-- Begin RECORDS PROVIDED --

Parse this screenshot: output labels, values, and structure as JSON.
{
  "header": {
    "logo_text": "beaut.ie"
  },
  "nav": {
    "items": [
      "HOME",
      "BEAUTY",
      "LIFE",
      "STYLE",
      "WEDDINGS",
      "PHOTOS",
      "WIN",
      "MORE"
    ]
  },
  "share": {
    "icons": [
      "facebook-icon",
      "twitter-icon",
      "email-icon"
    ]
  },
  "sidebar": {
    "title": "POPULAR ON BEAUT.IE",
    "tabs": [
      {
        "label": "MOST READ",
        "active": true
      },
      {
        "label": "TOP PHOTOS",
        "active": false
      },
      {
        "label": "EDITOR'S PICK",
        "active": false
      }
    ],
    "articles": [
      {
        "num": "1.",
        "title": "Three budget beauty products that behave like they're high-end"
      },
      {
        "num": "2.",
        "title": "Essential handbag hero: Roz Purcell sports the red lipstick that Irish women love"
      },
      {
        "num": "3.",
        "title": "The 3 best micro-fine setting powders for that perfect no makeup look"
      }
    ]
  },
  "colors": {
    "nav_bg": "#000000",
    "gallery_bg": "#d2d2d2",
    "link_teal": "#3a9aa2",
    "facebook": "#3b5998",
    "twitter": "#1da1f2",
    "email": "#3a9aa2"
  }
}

-- End RECORDS PROVIDED --

▶ [SHORT TASK]: Return each entry from above without altering a single character.

▶ [ANSWER FOR THE TASK]:
Parse this screenshot: output labels, values, and structure as JSON.
{
  "header": {
    "logo_text": "beaut.ie"
  },
  "nav": {
    "items": [
      "HOME",
      "BEAUTY",
      "LIFE",
      "STYLE",
      "WEDDINGS",
      "PHOTOS",
      "WIN",
      "MORE"
    ]
  },
  "share": {
    "icons": [
      "facebook-icon",
      "twitter-icon",
      "email-icon"
    ]
  },
  "sidebar": {
    "title": "POPULAR ON BEAUT.IE",
    "tabs": [
      {
        "label": "MOST READ",
        "active": true
      },
      {
        "label": "TOP PHOTOS",
        "active": false
      },
      {
        "label": "EDITOR'S PICK",
        "active": false
      }
    ],
    "articles": [
      {
        "num": "1.",
        "title": "Three budget beauty products that behave like they're high-end"
      },
      {
        "num": "2.",
        "title": "Essential handbag hero: Roz Purcell sports the red lipstick that Irish women love"
      },
      {
        "num": "3.",
        "title": "The 3 best micro-fine setting powders for that perfect no makeup look"
      }
    ]
  },
  "colors": {
    "nav_bg": "#000000",
    "gallery_bg": "#d2d2d2",
    "link_teal": "#3a9aa2",
    "facebook": "#3b5998",
    "twitter": "#1da1f2",
    "email": "#3a9aa2"
  }
}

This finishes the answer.